* _Instructions for the task_: Return the material below in full and exactly.

----

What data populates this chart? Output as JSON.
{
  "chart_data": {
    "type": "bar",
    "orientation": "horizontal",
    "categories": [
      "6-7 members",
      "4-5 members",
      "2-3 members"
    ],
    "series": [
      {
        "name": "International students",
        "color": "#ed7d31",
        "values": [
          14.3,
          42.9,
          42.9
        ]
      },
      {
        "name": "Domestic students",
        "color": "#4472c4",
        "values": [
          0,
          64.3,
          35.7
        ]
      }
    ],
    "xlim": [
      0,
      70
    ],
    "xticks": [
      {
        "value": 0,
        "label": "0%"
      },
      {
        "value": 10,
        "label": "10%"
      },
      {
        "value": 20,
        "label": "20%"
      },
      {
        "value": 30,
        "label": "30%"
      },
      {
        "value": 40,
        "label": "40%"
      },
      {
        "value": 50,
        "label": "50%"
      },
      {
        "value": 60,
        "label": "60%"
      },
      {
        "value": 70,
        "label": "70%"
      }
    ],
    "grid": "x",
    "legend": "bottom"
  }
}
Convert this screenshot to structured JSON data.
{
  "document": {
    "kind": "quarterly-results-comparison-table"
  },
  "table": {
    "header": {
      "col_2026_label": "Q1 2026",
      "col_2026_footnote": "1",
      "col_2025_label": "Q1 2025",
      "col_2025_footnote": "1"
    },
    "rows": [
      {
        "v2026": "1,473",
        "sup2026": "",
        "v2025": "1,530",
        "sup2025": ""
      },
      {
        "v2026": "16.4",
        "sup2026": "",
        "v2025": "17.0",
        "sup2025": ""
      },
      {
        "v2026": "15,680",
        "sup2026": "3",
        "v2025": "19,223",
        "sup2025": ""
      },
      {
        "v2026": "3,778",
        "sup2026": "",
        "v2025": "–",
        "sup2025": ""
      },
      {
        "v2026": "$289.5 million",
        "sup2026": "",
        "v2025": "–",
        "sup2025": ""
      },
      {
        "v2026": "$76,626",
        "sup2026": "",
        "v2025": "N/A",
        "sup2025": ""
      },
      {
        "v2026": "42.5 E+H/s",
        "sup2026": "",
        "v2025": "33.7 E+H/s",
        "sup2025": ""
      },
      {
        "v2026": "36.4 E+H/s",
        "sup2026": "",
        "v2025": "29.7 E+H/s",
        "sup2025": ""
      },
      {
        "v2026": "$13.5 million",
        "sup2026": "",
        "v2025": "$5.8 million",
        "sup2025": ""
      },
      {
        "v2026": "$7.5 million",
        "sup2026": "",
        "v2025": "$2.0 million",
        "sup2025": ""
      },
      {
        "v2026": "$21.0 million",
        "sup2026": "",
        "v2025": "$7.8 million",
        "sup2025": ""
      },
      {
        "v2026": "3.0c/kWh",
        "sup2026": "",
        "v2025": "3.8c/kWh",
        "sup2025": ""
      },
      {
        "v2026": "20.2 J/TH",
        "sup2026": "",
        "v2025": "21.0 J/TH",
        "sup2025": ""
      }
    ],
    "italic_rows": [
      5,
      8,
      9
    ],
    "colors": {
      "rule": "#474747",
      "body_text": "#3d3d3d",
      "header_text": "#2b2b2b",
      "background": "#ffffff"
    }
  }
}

----

* _Answer to this task_:
What data populates this chart? Output as JSON.
{
  "chart_data": {
    "type": "bar",
    "orientation": "horizontal",
    "categories": [
      "6-7 members",
      "4-5 members",
      "2-3 members"
    ],
    "series": [
      {
        "name": "International students",
        "color": "#ed7d31",
        "values": [
          14.3,
          42.9,
          42.9
        ]
      },
      {
        "name": "Domestic students",
        "color": "#4472c4",
        "values": [
          0,
          64.3,
          35.7
        ]
      }
    ],
    "xlim": [
      0,
      70
    ],
    "xticks": [
      {
        "value": 0,
        "label": "0%"
      },
      {
        "value": 10,
        "label": "10%"
      },
      {
        "value": 20,
        "label": "20%"
      },
      {
        "value": 30,
        "label": "30%"
      },
      {
        "value": 40,
        "label": "40%"
      },
      {
        "value": 50,
        "label": "50%"
      },
      {
        "value": 60,
        "label": "60%"
      },
      {
        "value": 70,
        "label": "70%"
      }
    ],
    "grid": "x",
    "legend": "bottom"
  }
}
Convert this screenshot to structured JSON data.
{
  "document": {
    "kind": "quarterly-results-comparison-table"
  },
  "table": {
    "header": {
      "col_2026_label": "Q1 2026",
      "col_2026_footnote": "1",
      "col_2025_label": "Q1 2025",
      "col_2025_footnote": "1"
    },
    "rows": [
      {
        "v2026": "1,473",
        "sup2026": "",
        "v2025": "1,530",
        "sup2025": ""
      },
      {
        "v2026": "16.4",
        "sup2026": "",
        "v2025": "17.0",
        "sup2025": ""
      },
      {
        "v2026": "15,680",
        "sup2026": "3",
        "v2025": "19,223",
        "sup2025": ""
      },
      {
        "v2026": "3,778",
        "sup2026": "",
        "v2025": "–",
        "sup2025": ""
      },
      {
        "v2026": "$289.5 million",
        "sup2026": "",
        "v2025": "–",
        "sup2025": ""
      },
      {
        "v2026": "$76,626",
        "sup2026": "",
        "v2025": "N/A",
        "sup2025": ""
      },
      {
        "v2026": "42.5 E+H/s",
        "sup2026": "",
        "v2025": "33.7 E+H/s",
        "sup2025": ""
      },
      {
        "v2026": "36.4 E+H/s",
        "sup2026": "",
        "v2025": "29.7 E+H/s",
        "sup2025": ""
      },
      {
        "v2026": "$13.5 million",
        "sup2026": "",
        "v2025": "$5.8 million",
        "sup2025": ""
      },
      {
        "v2026": "$7.5 million",
        "sup2026": "",
        "v2025": "$2.0 million",
        "sup2025": ""
      },
      {
        "v2026": "$21.0 million",
        "sup2026": "",
        "v2025": "$7.8 million",
        "sup2025": ""
      },
      {
        "v2026": "3.0c/kWh",
        "sup2026": "",
        "v2025": "3.8c/kWh",
        "sup2025": ""
      },
      {
        "v2026": "20.2 J/TH",
        "sup2026": "",
        "v2025": "21.0 J/TH",
        "sup2025": ""
      }
    ],
    "italic_rows": [
      5,
      8,
      9
    ],
    "colors": {
      "rule": "#474747",
      "body_text": "#3d3d3d",
      "header_text": "#2b2b2b",
      "background": "#ffffff"
    }
  }
}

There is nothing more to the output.